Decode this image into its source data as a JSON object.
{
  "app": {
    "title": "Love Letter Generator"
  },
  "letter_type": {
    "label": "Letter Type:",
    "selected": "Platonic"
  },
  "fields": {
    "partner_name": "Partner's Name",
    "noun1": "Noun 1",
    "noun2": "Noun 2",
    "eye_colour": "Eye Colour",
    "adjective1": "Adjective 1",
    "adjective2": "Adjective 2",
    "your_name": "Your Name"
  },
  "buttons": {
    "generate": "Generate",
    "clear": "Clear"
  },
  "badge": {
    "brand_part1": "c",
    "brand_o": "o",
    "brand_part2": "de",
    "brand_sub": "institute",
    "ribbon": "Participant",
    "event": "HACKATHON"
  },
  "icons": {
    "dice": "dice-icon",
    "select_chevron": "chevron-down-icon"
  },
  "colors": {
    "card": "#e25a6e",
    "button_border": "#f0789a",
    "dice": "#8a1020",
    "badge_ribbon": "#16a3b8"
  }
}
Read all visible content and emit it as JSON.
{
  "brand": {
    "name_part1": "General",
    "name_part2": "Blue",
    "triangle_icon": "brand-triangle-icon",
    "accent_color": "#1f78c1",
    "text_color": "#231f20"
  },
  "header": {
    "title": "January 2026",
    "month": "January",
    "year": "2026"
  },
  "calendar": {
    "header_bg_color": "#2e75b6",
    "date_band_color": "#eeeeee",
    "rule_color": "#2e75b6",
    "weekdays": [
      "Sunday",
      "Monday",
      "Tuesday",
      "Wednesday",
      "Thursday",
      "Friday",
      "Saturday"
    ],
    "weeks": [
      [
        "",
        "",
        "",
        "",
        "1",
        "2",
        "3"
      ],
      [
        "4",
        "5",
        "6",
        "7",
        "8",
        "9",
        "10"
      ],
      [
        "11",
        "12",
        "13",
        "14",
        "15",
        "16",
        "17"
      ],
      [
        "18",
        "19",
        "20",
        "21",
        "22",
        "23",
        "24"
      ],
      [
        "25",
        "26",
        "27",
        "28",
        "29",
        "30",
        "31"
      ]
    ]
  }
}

◆ **Short task**
Write the entire listing out again, word for word.

◆ **Full output**
Decode this image into its source data as a JSON object.
{
  "app": {
    "title": "Love Letter Generator"
  },
  "letter_type": {
    "label": "Letter Type:",
    "selected": "Platonic"
  },
  "fields": {
    "partner_name": "Partner's Name",
    "noun1": "Noun 1",
    "noun2": "Noun 2",
    "eye_colour": "Eye Colour",
    "adjective1": "Adjective 1",
    "adjective2": "Adjective 2",
    "your_name": "Your Name"
  },
  "buttons": {
    "generate": "Generate",
    "clear": "Clear"
  },
  "badge": {
    "brand_part1": "c",
    "brand_o": "o",
    "brand_part2": "de",
    "brand_sub": "institute",
    "ribbon": "Participant",
    "event": "HACKATHON"
  },
  "icons": {
    "dice": "dice-icon",
    "select_chevron": "chevron-down-icon"
  },
  "colors": {
    "card": "#e25a6e",
    "button_border": "#f0789a",
    "dice": "#8a1020",
    "badge_ribbon": "#16a3b8"
  }
}
Read all visible content and emit it as JSON.
{
  "brand": {
    "name_part1": "General",
    "name_part2": "Blue",
    "triangle_icon": "brand-triangle-icon",
    "accent_color": "#1f78c1",
    "text_color": "#231f20"
  },
  "header": {
    "title": "January 2026",
    "month": "January",
    "year": "2026"
  },
  "calendar": {
    "header_bg_color": "#2e75b6",
    "date_band_color": "#eeeeee",
    "rule_color": "#2e75b6",
    "weekdays": [
      "Sunday",
      "Monday",
      "Tuesday",
      "Wednesday",
      "Thursday",
      "Friday",
      "Saturday"
    ],
    "weeks": [
      [
        "",
        "",
        "",
        "",
        "1",
        "2",
        "3"
      ],
      [
        "4",
        "5",
        "6",
        "7",
        "8",
        "9",
        "10"
      ],
      [
        "11",
        "12",
        "13",
        "14",
        "15",
        "16",
        "17"
      ],
      [
        "18",
        "19",
        "20",
        "21",
        "22",
        "23",
        "24"
      ],
      [
        "25",
        "26",
        "27",
        "28",
        "29",
        "30",
        "31"
      ]
    ]
  }
}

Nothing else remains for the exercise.